## To be done:
Go through the records and show each line where the word "icon" occurs.

## Extracted data:
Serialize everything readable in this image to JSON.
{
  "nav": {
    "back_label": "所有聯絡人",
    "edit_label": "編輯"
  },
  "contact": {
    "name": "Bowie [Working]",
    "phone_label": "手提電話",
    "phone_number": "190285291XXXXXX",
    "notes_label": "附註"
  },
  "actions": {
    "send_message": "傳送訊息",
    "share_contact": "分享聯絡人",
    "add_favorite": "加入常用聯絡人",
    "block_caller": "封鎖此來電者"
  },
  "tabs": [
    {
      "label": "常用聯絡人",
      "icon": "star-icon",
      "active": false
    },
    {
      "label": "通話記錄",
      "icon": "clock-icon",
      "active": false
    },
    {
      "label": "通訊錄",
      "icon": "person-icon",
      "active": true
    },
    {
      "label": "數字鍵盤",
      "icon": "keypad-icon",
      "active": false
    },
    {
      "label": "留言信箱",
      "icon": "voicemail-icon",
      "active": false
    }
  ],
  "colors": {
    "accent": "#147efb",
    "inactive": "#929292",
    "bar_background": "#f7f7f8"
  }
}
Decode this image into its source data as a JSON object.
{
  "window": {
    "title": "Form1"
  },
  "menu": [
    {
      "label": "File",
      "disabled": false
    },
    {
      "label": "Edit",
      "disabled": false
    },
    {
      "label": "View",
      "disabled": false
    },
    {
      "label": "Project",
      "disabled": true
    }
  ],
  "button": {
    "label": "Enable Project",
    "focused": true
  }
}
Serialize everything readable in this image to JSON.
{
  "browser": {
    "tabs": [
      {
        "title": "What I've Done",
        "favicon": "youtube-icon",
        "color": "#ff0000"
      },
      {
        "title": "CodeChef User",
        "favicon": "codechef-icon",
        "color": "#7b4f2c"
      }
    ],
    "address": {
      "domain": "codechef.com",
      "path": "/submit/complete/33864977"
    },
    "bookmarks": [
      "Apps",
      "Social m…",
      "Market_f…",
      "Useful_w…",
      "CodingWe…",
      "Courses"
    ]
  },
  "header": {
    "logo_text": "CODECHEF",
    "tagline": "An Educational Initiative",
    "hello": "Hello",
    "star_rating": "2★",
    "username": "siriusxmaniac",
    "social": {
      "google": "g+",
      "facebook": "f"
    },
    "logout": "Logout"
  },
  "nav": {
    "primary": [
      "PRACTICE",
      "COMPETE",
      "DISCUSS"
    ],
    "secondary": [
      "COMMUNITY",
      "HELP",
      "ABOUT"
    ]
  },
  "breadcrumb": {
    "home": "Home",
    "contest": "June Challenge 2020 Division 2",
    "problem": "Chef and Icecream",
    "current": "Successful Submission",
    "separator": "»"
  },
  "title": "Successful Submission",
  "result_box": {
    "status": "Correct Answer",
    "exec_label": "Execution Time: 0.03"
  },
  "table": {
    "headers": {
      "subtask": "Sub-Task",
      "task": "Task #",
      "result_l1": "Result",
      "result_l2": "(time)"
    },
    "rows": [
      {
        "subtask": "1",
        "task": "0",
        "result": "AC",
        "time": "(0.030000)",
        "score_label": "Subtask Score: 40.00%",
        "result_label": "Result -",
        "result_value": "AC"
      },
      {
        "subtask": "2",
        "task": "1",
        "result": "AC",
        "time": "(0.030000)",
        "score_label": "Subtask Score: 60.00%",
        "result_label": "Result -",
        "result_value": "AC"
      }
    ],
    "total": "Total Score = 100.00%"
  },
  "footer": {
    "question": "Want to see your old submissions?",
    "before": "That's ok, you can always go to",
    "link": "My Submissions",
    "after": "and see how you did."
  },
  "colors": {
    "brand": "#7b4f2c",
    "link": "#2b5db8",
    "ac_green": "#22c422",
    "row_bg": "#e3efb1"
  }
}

## Result:
      "icon": "star-icon",
      "icon": "clock-icon",
      "icon": "person-icon",
      "icon": "keypad-icon",
      "icon": "voicemail-icon",
        "favicon": "youtube-icon",
        "favicon": "codechef-icon",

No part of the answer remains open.